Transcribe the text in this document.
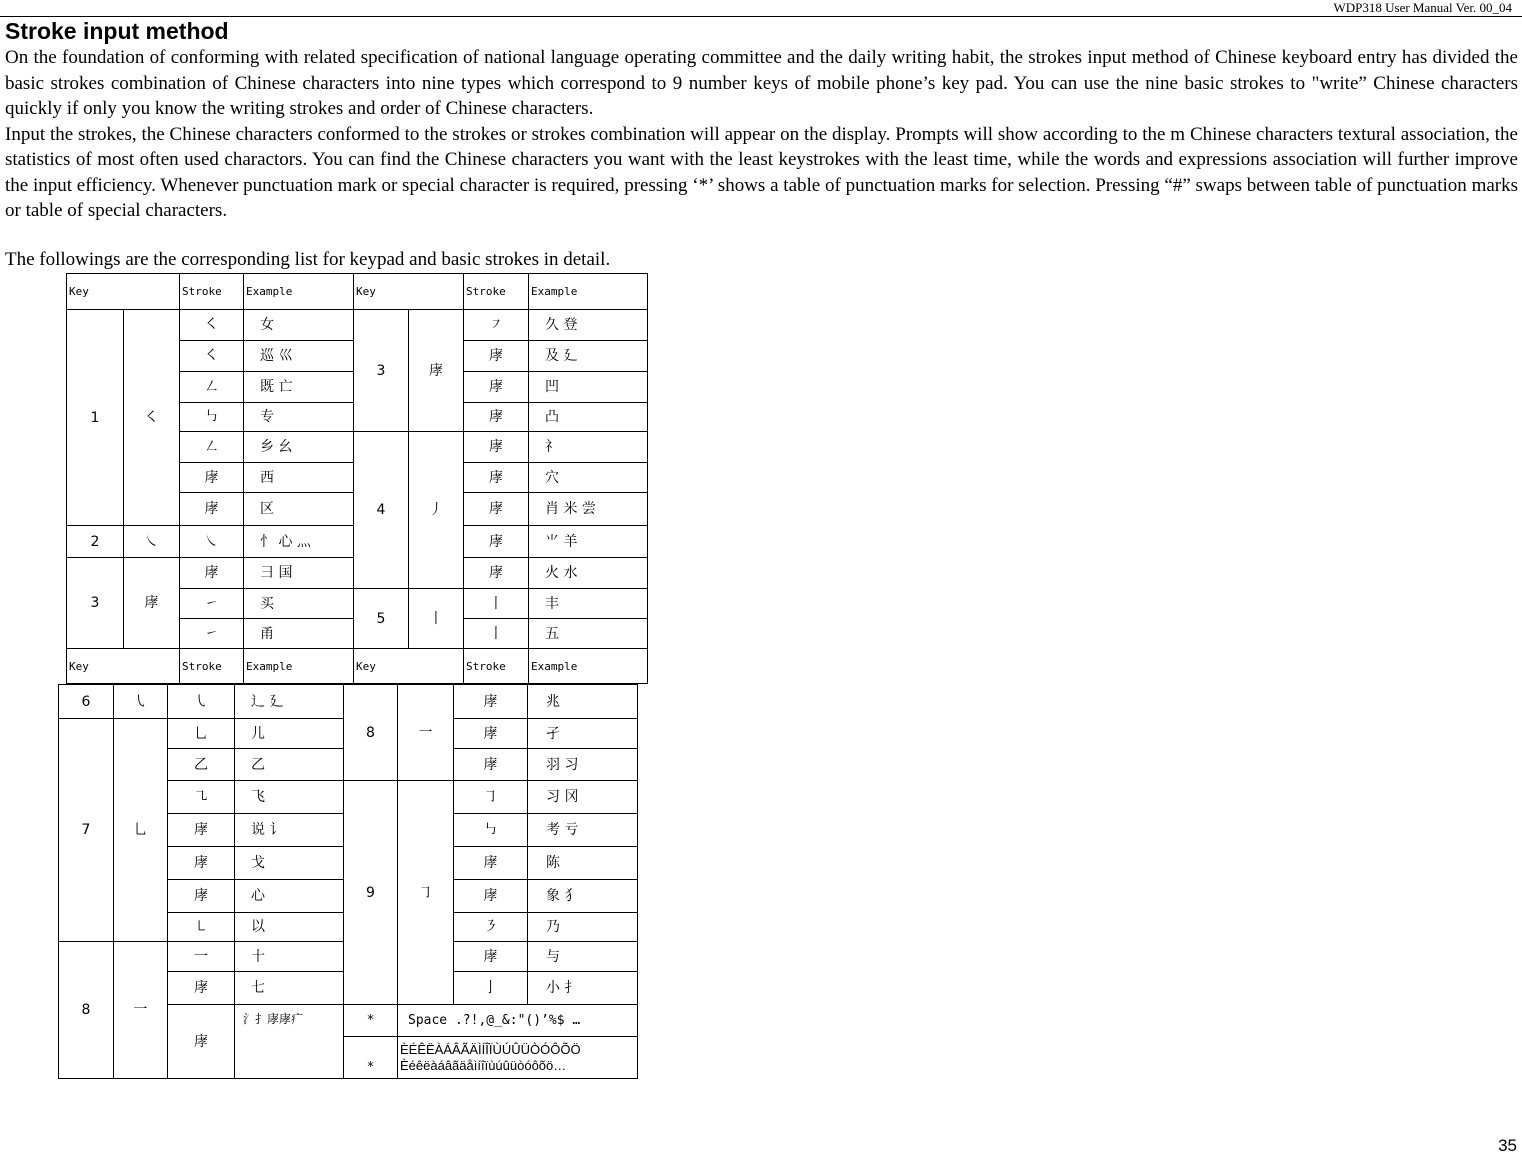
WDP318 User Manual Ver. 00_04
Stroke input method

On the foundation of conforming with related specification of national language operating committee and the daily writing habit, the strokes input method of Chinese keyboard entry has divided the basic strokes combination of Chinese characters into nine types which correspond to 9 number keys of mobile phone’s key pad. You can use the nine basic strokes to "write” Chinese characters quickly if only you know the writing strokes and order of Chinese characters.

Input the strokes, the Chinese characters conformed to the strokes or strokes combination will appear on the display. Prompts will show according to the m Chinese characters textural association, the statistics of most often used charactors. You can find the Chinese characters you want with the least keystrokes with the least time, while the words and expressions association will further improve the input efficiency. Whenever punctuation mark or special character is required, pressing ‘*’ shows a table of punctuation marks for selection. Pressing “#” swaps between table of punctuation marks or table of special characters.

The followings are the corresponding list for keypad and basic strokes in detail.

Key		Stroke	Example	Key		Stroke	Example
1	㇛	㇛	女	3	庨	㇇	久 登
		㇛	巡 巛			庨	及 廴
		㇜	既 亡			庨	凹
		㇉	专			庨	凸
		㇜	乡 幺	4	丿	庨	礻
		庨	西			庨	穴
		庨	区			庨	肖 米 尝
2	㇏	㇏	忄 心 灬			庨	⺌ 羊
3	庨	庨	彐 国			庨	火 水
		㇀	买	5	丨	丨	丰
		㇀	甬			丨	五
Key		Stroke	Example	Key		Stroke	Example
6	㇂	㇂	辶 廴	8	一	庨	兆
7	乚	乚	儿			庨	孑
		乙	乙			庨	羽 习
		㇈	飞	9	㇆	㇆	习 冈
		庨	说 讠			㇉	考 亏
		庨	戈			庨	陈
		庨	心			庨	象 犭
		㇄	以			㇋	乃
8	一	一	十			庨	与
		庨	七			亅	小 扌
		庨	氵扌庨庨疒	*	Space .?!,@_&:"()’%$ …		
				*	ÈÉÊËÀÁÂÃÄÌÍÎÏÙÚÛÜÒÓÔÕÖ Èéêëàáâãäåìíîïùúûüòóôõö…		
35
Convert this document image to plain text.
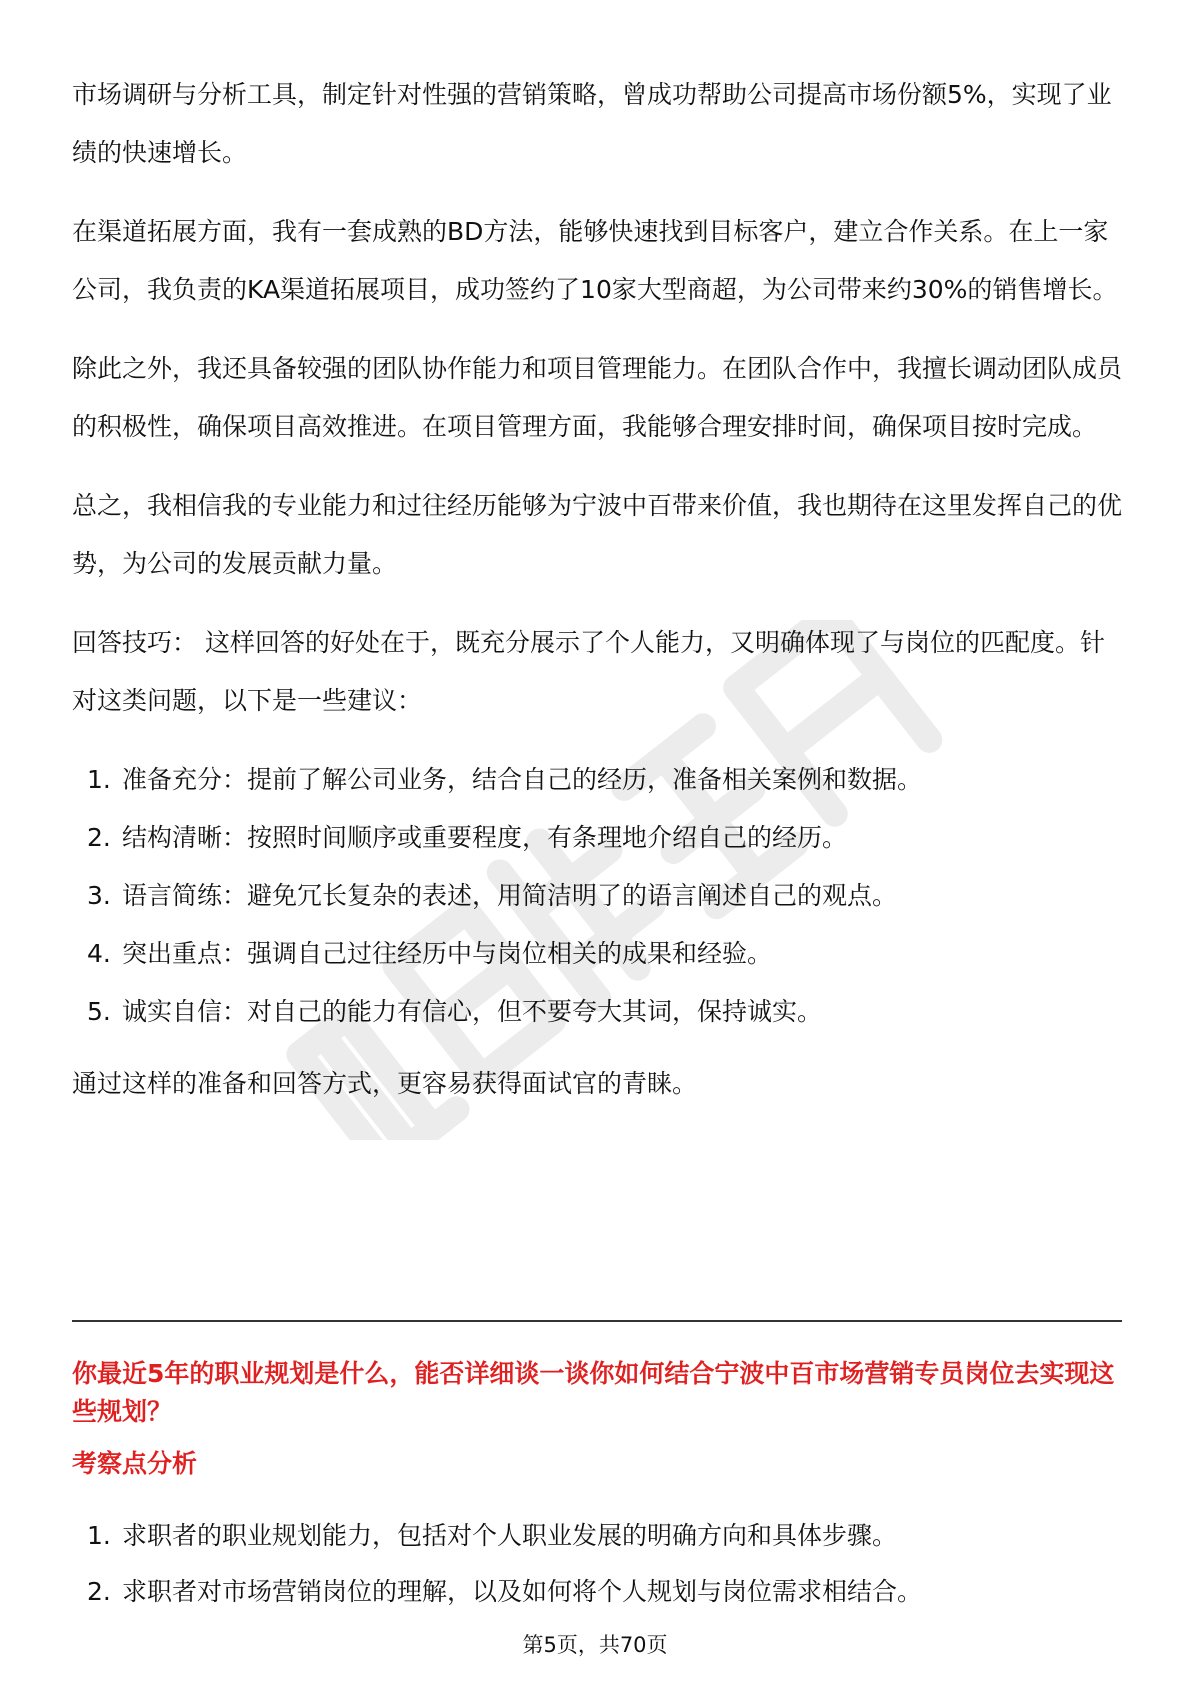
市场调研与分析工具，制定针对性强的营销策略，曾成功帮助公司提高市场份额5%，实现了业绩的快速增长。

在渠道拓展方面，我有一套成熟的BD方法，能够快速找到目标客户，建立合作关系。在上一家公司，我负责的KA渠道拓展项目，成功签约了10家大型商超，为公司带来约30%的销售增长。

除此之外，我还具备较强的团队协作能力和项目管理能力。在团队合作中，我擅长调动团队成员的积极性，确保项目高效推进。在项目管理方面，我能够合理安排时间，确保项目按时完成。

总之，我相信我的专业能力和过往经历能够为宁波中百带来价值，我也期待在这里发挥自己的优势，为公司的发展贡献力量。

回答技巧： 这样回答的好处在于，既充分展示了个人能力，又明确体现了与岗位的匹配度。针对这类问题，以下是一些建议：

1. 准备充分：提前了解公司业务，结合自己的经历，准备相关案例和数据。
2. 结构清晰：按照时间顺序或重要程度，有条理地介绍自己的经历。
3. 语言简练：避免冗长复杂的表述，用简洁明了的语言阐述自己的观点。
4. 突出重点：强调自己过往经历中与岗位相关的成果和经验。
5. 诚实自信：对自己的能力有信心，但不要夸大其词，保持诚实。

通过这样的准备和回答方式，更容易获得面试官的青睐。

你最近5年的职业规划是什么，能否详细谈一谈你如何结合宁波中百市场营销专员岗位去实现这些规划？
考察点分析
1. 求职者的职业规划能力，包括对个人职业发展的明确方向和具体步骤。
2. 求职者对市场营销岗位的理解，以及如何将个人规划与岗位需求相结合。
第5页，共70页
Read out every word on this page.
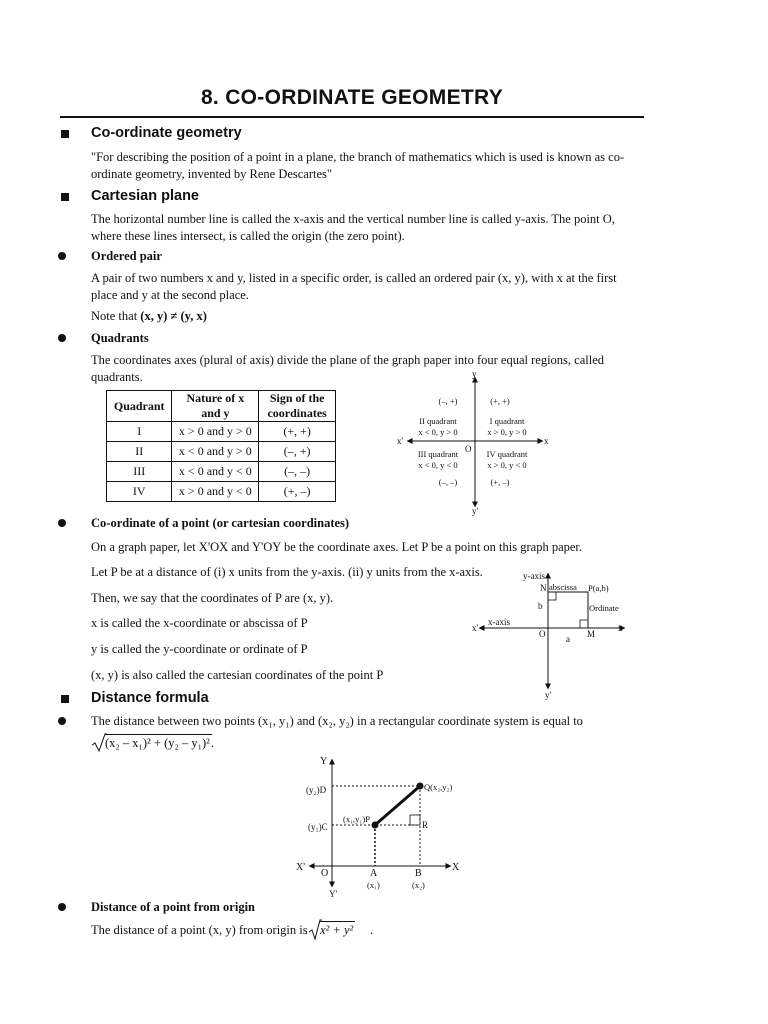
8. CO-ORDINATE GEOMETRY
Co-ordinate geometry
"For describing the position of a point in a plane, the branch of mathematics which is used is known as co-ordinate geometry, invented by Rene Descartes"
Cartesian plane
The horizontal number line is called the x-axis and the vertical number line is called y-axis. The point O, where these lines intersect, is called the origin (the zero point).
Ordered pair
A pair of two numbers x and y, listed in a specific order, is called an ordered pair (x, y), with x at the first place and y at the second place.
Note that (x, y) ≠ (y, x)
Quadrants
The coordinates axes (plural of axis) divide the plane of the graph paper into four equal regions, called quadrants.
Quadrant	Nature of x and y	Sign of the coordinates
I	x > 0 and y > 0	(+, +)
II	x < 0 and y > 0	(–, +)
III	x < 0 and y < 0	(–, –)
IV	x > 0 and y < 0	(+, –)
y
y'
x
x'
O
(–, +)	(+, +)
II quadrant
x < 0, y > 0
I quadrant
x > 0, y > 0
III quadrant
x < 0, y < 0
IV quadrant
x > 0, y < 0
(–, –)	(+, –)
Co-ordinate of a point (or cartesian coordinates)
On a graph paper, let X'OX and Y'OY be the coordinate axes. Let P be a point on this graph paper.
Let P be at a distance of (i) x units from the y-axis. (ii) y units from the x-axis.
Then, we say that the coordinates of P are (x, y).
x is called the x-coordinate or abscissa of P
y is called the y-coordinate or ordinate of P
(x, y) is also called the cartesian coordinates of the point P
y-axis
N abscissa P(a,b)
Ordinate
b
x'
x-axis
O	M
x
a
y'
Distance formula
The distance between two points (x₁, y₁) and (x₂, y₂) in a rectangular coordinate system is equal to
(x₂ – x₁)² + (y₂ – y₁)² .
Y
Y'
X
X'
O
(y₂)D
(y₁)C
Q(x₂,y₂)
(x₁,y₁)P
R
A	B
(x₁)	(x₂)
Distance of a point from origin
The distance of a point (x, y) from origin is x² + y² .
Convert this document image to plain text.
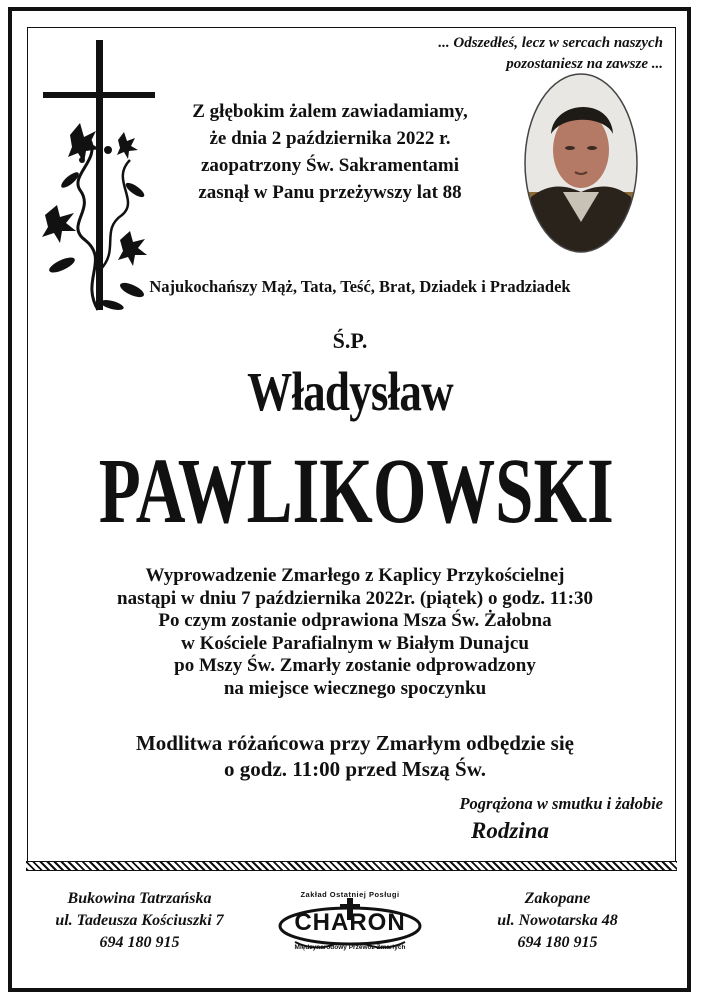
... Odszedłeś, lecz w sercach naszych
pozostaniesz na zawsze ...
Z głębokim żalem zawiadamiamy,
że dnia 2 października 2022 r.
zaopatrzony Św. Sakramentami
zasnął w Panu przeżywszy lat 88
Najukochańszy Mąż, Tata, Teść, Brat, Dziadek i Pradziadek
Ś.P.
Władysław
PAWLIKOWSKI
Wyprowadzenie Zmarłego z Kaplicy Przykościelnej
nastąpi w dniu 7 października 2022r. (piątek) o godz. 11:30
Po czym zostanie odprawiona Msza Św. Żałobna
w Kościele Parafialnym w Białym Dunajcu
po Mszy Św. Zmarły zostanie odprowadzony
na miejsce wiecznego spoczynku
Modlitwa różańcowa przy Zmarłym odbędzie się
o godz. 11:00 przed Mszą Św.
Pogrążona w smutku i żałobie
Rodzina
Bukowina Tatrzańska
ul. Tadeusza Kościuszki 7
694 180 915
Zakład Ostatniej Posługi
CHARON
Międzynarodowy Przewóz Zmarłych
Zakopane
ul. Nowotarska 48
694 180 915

§ Request: Omit pictures; set down the rest of the material word for word.

§ Solved exercise:
Transcribe the text in this document.
WDP318 User Manual Ver. 00_04
Stroke input method

On the foundation of conforming with related specification of national language operating committee and the daily writing habit, the strokes input method of Chinese keyboard entry has divided the basic strokes combination of Chinese characters into nine types which correspond to 9 number keys of mobile phone’s key pad. You can use the nine basic strokes to "write” Chinese characters quickly if only you know the writing strokes and order of Chinese characters.

Input the strokes, the Chinese characters conformed to the strokes or strokes combination will appear on the display. Prompts will show according to the m Chinese characters textural association, the statistics of most often used charactors. You can find the Chinese characters you want with the least keystrokes with the least time, while the words and expressions association will further improve the input efficiency. Whenever punctuation mark or special character is required, pressing ‘*’ shows a table of punctuation marks for selection. Pressing “#” swaps between table of punctuation marks or table of special characters.

The followings are the corresponding list for keypad and basic strokes in detail.

Key		Stroke	Example	Key		Stroke	Example
1	㇛	㇛	女	3	庨	㇇	久 登
		㇛	巡 巛			庨	及 廴
		㇜	既 亡			庨	凹
		㇉	专			庨	凸
		㇜	乡 幺	4	丿	庨	礻
		庨	西			庨	穴
		庨	区			庨	肖 米 尝
2	㇏	㇏	忄 心 灬			庨	⺌ 羊
3	庨	庨	彐 国			庨	火 水
		㇀	买	5	丨	丨	丰
		㇀	甬			丨	五
Key		Stroke	Example	Key		Stroke	Example
6	㇂	㇂	辶 廴	8	一	庨	兆
7	乚	乚	儿			庨	孑
		乙	乙			庨	羽 习
		㇈	飞	9	㇆	㇆	习 冈
		庨	说 讠			㇉	考 亏
		庨	戈			庨	陈
		庨	心			庨	象 犭
		㇄	以			㇋	乃
8	一	一	十			庨	与
		庨	七			亅	小 扌
		庨	氵扌庨庨疒	*	Space .?!,@_&:"()’%$ …		
				*	ÈÉÊËÀÁÂÃÄÌÍÎÏÙÚÛÜÒÓÔÕÖ Èéêëàáâãäåìíîïùúûüòóôõö…		
35
Convert this document image to plain text.
市场调研与分析工具，制定针对性强的营销策略，曾成功帮助公司提高市场份额5%，实现了业绩的快速增长。

在渠道拓展方面，我有一套成熟的BD方法，能够快速找到目标客户，建立合作关系。在上一家公司，我负责的KA渠道拓展项目，成功签约了10家大型商超，为公司带来约30%的销售增长。

除此之外，我还具备较强的团队协作能力和项目管理能力。在团队合作中，我擅长调动团队成员的积极性，确保项目高效推进。在项目管理方面，我能够合理安排时间，确保项目按时完成。

总之，我相信我的专业能力和过往经历能够为宁波中百带来价值，我也期待在这里发挥自己的优势，为公司的发展贡献力量。

回答技巧： 这样回答的好处在于，既充分展示了个人能力，又明确体现了与岗位的匹配度。针对这类问题，以下是一些建议：

1. 准备充分：提前了解公司业务，结合自己的经历，准备相关案例和数据。
2. 结构清晰：按照时间顺序或重要程度，有条理地介绍自己的经历。
3. 语言简练：避免冗长复杂的表述，用简洁明了的语言阐述自己的观点。
4. 突出重点：强调自己过往经历中与岗位相关的成果和经验。
5. 诚实自信：对自己的能力有信心，但不要夸大其词，保持诚实。

通过这样的准备和回答方式，更容易获得面试官的青睐。

你最近5年的职业规划是什么，能否详细谈一谈你如何结合宁波中百市场营销专员岗位去实现这些规划？
考察点分析
1. 求职者的职业规划能力，包括对个人职业发展的明确方向和具体步骤。
2. 求职者对市场营销岗位的理解，以及如何将个人规划与岗位需求相结合。
第5页，共70页
Read out every word on this page.
8. CO-ORDINATE GEOMETRY
Co-ordinate geometry
"For describing the position of a point in a plane, the branch of mathematics which is used is known as co-ordinate geometry, invented by Rene Descartes"
Cartesian plane
The horizontal number line is called the x-axis and the vertical number line is called y-axis. The point O, where these lines intersect, is called the origin (the zero point).
Ordered pair
A pair of two numbers x and y, listed in a specific order, is called an ordered pair (x, y), with x at the first place and y at the second place.
Note that (x, y) ≠ (y, x)
Quadrants
The coordinates axes (plural of axis) divide the plane of the graph paper into four equal regions, called quadrants.
Quadrant	Nature of x and y	Sign of the coordinates
I	x > 0 and y > 0	(+, +)
II	x < 0 and y > 0	(–, +)
III	x < 0 and y < 0	(–, –)
IV	x > 0 and y < 0	(+, –)
y
y'
x
x'
O
(–, +)	(+, +)
II quadrant
x < 0, y > 0
I quadrant
x > 0, y > 0
III quadrant
x < 0, y < 0
IV quadrant
x > 0, y < 0
(–, –)	(+, –)
Co-ordinate of a point (or cartesian coordinates)
On a graph paper, let X'OX and Y'OY be the coordinate axes. Let P be a point on this graph paper.
Let P be at a distance of (i) x units from the y-axis. (ii) y units from the x-axis.
Then, we say that the coordinates of P are (x, y).
x is called the x-coordinate or abscissa of P
y is called the y-coordinate or ordinate of P
(x, y) is also called the cartesian coordinates of the point P
y-axis
N abscissa P(a,b)
Ordinate
b
x'
x-axis
O	M
x
a
y'
Distance formula
The distance between two points (x₁, y₁) and (x₂, y₂) in a rectangular coordinate system is equal to
(x₂ – x₁)² + (y₂ – y₁)² .
Y
Y'
X
X'
O
(y₂)D
(y₁)C
Q(x₂,y₂)
(x₁,y₁)P
R
A	B
(x₁)	(x₂)
Distance of a point from origin
The distance of a point (x, y) from origin is x² + y² .
Convert this document image to plain text.
... Odszedłeś, lecz w sercach naszych
pozostaniesz na zawsze ...
Z głębokim żalem zawiadamiamy,
że dnia 2 października 2022 r.
zaopatrzony Św. Sakramentami
zasnął w Panu przeżywszy lat 88
Najukochańszy Mąż, Tata, Teść, Brat, Dziadek i Pradziadek
Ś.P.
Władysław
PAWLIKOWSKI
Wyprowadzenie Zmarłego z Kaplicy Przykościelnej
nastąpi w dniu 7 października 2022r. (piątek) o godz. 11:30
Po czym zostanie odprawiona Msza Św. Żałobna
w Kościele Parafialnym w Białym Dunajcu
po Mszy Św. Zmarły zostanie odprowadzony
na miejsce wiecznego spoczynku
Modlitwa różańcowa przy Zmarłym odbędzie się
o godz. 11:00 przed Mszą Św.
Pogrążona w smutku i żałobie
Rodzina
Bukowina Tatrzańska
ul. Tadeusza Kościuszki 7
694 180 915
Zakład Ostatniej Posługi
CHARON
Międzynarodowy Przewóz Zmarłych
Zakopane
ul. Nowotarska 48
694 180 915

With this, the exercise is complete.